» **DATA TO USE**:
───
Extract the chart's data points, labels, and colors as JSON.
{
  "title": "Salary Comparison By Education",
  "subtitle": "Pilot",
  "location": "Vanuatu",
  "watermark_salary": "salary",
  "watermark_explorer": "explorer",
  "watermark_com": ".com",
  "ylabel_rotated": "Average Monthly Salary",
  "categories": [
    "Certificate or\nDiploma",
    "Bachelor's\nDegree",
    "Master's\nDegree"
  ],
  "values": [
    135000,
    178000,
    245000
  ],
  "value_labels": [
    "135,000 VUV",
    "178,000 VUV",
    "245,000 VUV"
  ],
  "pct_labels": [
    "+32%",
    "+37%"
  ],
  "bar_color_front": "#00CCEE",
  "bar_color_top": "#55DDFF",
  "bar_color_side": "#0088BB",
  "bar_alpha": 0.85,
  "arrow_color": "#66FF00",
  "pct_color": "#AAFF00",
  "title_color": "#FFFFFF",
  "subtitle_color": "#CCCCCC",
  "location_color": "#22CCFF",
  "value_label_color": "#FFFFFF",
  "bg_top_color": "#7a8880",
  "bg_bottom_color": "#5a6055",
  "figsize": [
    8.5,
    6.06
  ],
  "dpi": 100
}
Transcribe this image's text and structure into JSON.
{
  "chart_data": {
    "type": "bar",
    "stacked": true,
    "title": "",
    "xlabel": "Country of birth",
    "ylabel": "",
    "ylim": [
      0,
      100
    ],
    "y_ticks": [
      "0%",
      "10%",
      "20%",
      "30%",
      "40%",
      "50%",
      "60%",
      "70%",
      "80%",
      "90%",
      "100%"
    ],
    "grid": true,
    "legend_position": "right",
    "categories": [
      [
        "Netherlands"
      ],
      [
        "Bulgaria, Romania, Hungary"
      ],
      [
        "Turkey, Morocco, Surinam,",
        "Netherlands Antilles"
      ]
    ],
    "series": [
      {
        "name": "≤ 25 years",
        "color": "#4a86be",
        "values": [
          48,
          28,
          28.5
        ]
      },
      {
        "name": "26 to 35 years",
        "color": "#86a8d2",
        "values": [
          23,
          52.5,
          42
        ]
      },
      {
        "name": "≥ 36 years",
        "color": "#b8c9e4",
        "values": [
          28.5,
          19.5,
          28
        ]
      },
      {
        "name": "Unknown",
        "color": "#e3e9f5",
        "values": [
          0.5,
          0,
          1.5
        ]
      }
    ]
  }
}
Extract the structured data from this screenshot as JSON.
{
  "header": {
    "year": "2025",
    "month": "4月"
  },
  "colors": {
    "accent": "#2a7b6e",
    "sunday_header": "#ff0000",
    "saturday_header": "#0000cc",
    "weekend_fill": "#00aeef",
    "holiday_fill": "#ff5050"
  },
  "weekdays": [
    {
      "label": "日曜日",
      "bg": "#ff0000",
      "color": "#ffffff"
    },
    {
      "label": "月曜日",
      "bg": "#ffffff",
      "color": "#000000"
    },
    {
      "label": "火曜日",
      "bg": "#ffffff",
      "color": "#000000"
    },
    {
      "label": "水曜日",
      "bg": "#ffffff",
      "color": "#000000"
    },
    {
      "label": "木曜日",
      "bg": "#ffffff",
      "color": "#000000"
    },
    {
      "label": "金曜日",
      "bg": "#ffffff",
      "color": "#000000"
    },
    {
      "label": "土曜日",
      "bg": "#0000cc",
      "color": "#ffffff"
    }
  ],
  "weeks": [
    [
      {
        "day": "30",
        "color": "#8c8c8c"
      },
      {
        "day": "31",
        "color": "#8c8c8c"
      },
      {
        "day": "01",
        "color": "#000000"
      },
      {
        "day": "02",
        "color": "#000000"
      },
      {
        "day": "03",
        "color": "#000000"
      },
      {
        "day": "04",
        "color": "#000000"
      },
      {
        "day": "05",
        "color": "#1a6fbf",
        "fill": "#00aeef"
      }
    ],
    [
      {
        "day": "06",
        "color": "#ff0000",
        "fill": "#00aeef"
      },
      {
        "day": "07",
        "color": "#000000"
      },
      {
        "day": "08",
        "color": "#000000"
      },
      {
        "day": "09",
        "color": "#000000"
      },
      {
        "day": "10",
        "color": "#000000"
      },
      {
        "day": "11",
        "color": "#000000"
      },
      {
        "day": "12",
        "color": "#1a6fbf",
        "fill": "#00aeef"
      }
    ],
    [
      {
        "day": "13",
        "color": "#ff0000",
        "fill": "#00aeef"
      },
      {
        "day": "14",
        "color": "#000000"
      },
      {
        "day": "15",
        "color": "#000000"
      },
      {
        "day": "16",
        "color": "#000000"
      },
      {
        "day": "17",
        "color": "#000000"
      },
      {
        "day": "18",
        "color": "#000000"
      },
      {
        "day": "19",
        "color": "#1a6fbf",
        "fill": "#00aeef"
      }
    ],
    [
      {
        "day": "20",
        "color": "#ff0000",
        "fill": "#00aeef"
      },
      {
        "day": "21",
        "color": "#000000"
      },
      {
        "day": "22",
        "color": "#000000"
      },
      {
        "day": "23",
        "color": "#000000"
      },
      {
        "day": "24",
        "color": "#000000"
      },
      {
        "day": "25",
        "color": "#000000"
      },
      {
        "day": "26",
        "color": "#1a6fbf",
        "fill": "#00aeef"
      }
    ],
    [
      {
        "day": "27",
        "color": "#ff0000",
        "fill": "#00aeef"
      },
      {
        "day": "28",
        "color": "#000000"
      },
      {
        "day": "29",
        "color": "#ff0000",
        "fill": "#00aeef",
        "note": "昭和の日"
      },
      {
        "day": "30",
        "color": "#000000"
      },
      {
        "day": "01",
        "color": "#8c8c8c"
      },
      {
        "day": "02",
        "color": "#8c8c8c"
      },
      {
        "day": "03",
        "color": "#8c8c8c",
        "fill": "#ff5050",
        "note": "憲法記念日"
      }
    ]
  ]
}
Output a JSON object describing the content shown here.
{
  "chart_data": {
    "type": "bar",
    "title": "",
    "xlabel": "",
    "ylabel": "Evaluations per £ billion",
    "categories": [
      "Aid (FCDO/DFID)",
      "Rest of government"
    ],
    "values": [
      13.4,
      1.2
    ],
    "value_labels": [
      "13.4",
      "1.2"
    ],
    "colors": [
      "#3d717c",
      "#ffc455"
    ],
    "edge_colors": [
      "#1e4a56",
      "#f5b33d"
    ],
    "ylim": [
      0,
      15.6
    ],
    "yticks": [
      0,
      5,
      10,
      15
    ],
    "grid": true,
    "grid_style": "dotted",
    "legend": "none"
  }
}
───
» **GIVEN TASK**: Copy out exactly the lines between the line with "Output a JSON" and the last line of the entries, counting both of those lines.

» **WRITTEN SOLUTION**:
Output a JSON object describing the content shown here.
{
  "chart_data": {
    "type": "bar",
    "title": "",
    "xlabel": "",
    "ylabel": "Evaluations per £ billion",
    "categories": [
      "Aid (FCDO/DFID)",
      "Rest of government"
    ],
    "values": [
      13.4,
      1.2
    ],
    "value_labels": [
      "13.4",
      "1.2"
    ],
    "colors": [
      "#3d717c",
      "#ffc455"
    ],
    "edge_colors": [
      "#1e4a56",
      "#f5b33d"
    ],
    "ylim": [
      0,
      15.6
    ],
    "yticks": [
      0,
      5,
      10,
      15
    ],
    "grid": true,
    "grid_style": "dotted",
    "legend": "none"
  }
}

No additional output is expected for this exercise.